The entries below should be quoted exactly, with no pictures carried over.

> Task data:
+ + + + + + +

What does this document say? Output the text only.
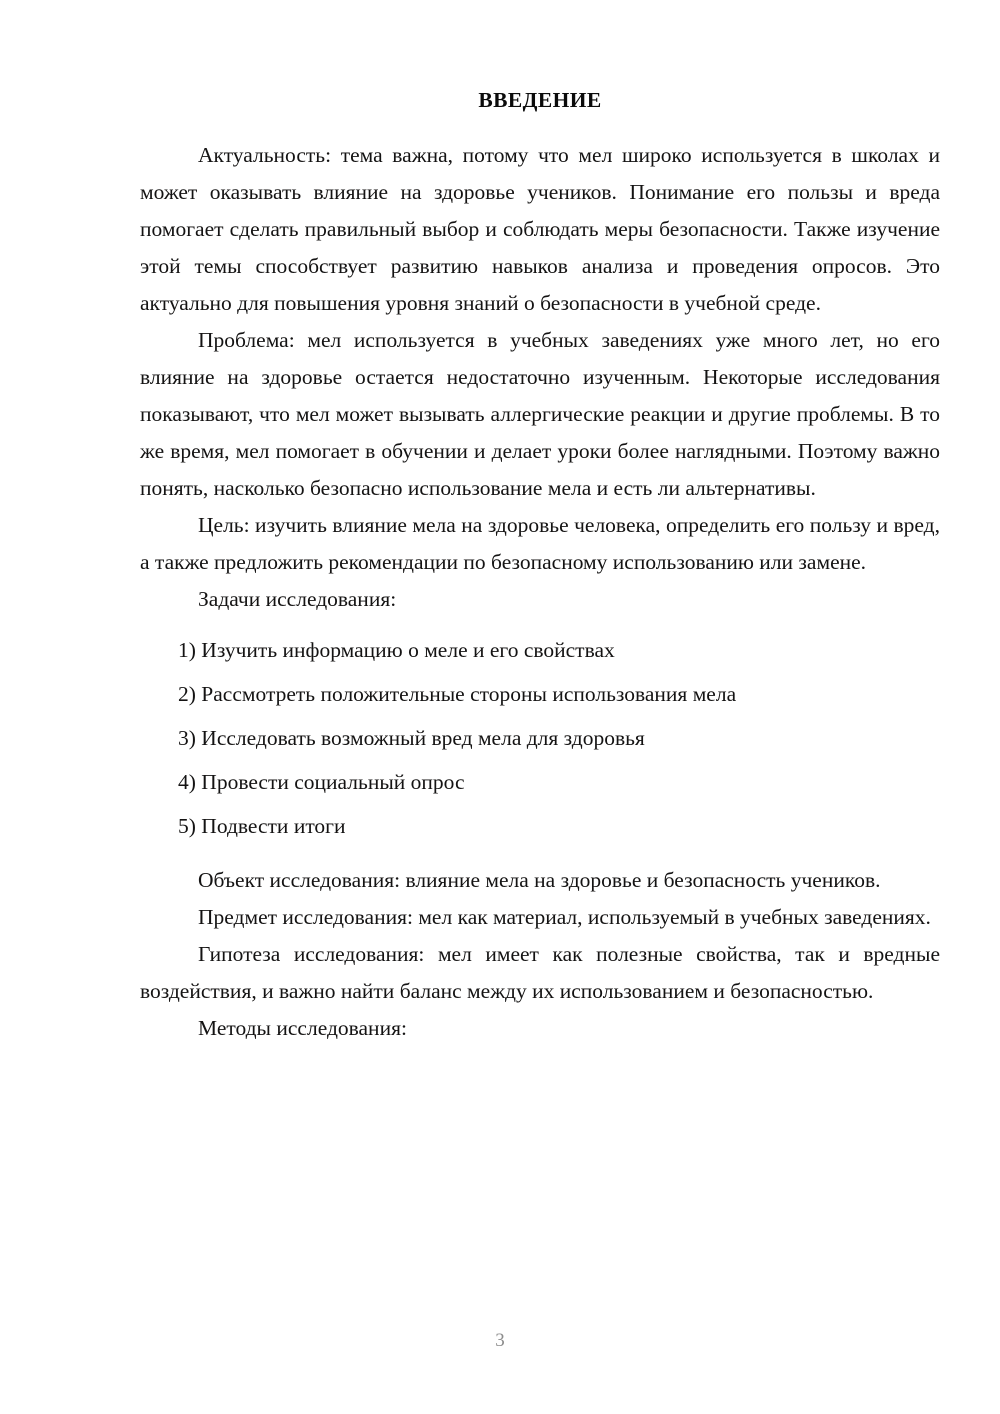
ВВЕДЕНИЕ

Актуальность: тема важна, потому что мел широко используется в школах и может оказывать влияние на здоровье учеников. Понимание его пользы и вреда помогает сделать правильный выбор и соблюдать меры безопасности. Также изучение этой темы способствует развитию навыков анализа и проведения опросов. Это актуально для повышения уровня знаний о безопасности в учебной среде.

Проблема: мел используется в учебных заведениях уже много лет, но его влияние на здоровье остается недостаточно изученным. Некоторые исследования показывают, что мел может вызывать аллергические реакции и другие проблемы. В то же время, мел помогает в обучении и делает уроки более наглядными. Поэтому важно понять, насколько безопасно использование мела и есть ли альтернативы.

Цель: изучить влияние мела на здоровье человека, определить его пользу и вред, а также предложить рекомендации по безопасному использованию или замене.

Задачи исследования:

1) Изучить информацию о меле и его свойствах
2) Рассмотреть положительные стороны использования мела
3) Исследовать возможный вред мела для здоровья
4) Провести социальный опрос
5) Подвести итоги

Объект исследования: влияние мела на здоровье и безопасность учеников.

Предмет исследования: мел как материал, используемый в учебных заведениях.

Гипотеза исследования: мел имеет как полезные свойства, так и вредные воздействия, и важно найти баланс между их использованием и безопасностью.

Методы исследования:

3
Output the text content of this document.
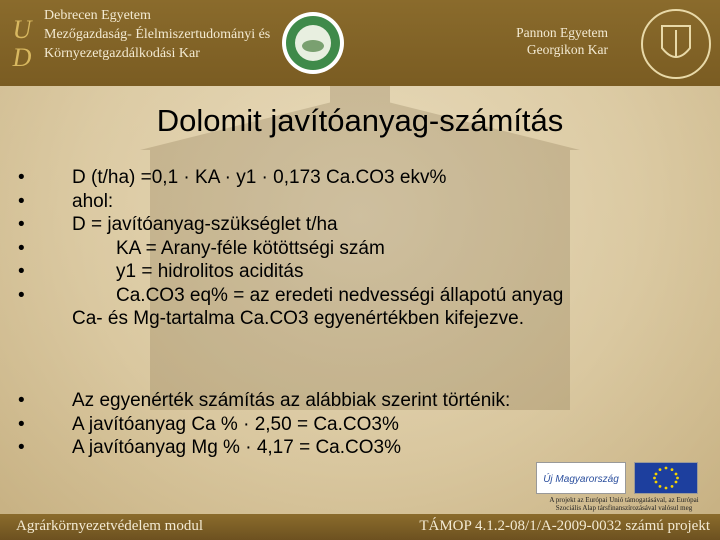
U
D
Debrecen Egyetem
Mezőgazdaság- Élelmiszertudományi és
Környezetgazdálkodási Kar
Pannon Egyetem
Georgikon Kar
Dolomit javítóanyag-számítás
• D (t/ha) =0,1 · KA · y1 · 0,173 Ca.CO3 ekv%
• ahol:
• D = javítóanyag-szükséglet t/ha
•	KA = Arany-féle kötöttségi szám
•	y1 = hidrolitos aciditás
•	Ca.CO3 eq% = az eredeti nedvességi állapotú anyag
Ca- és Mg-tartalma Ca.CO3 egyenértékben kifejezve.
• Az egyenérték számítás az alábbiak szerint történik:
• A javítóanyag Ca % · 2,50 = Ca.CO3%
• A javítóanyag Mg % · 4,17 = Ca.CO3%
Új Magyarország
A projekt az Európai Unió támogatásával, az Európai Szociális Alap társfinanszírozásával valósul meg
Agrárkörnyezetvédelem modul	TÁMOP 4.1.2-08/1/A-2009-0032 számú projekt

+ + + + + + +

> Response for this exercise:
What does this document say? Output the text only.
ВВЕДЕНИЕ

Актуальность: тема важна, потому что мел широко используется в школах и может оказывать влияние на здоровье учеников. Понимание его пользы и вреда помогает сделать правильный выбор и соблюдать меры безопасности. Также изучение этой темы способствует развитию навыков анализа и проведения опросов. Это актуально для повышения уровня знаний о безопасности в учебной среде.

Проблема: мел используется в учебных заведениях уже много лет, но его влияние на здоровье остается недостаточно изученным. Некоторые исследования показывают, что мел может вызывать аллергические реакции и другие проблемы. В то же время, мел помогает в обучении и делает уроки более наглядными. Поэтому важно понять, насколько безопасно использование мела и есть ли альтернативы.

Цель: изучить влияние мела на здоровье человека, определить его пользу и вред, а также предложить рекомендации по безопасному использованию или замене.

Задачи исследования:

1) Изучить информацию о меле и его свойствах
2) Рассмотреть положительные стороны использования мела
3) Исследовать возможный вред мела для здоровья
4) Провести социальный опрос
5) Подвести итоги

Объект исследования: влияние мела на здоровье и безопасность учеников.

Предмет исследования: мел как материал, используемый в учебных заведениях.

Гипотеза исследования: мел имеет как полезные свойства, так и вредные воздействия, и важно найти баланс между их использованием и безопасностью.

Методы исследования:

3
Output the text content of this document.
U
D
Debrecen Egyetem
Mezőgazdaság- Élelmiszertudományi és
Környezetgazdálkodási Kar
Pannon Egyetem
Georgikon Kar
Dolomit javítóanyag-számítás
• D (t/ha) =0,1 · KA · y1 · 0,173 Ca.CO3 ekv%
• ahol:
• D = javítóanyag-szükséglet t/ha
•	KA = Arany-féle kötöttségi szám
•	y1 = hidrolitos aciditás
•	Ca.CO3 eq% = az eredeti nedvességi állapotú anyag
Ca- és Mg-tartalma Ca.CO3 egyenértékben kifejezve.
• Az egyenérték számítás az alábbiak szerint történik:
• A javítóanyag Ca % · 2,50 = Ca.CO3%
• A javítóanyag Mg % · 4,17 = Ca.CO3%
Új Magyarország
A projekt az Európai Unió támogatásával, az Európai Szociális Alap társfinanszírozásával valósul meg
Agrárkörnyezetvédelem modul	TÁMOP 4.1.2-08/1/A-2009-0032 számú projekt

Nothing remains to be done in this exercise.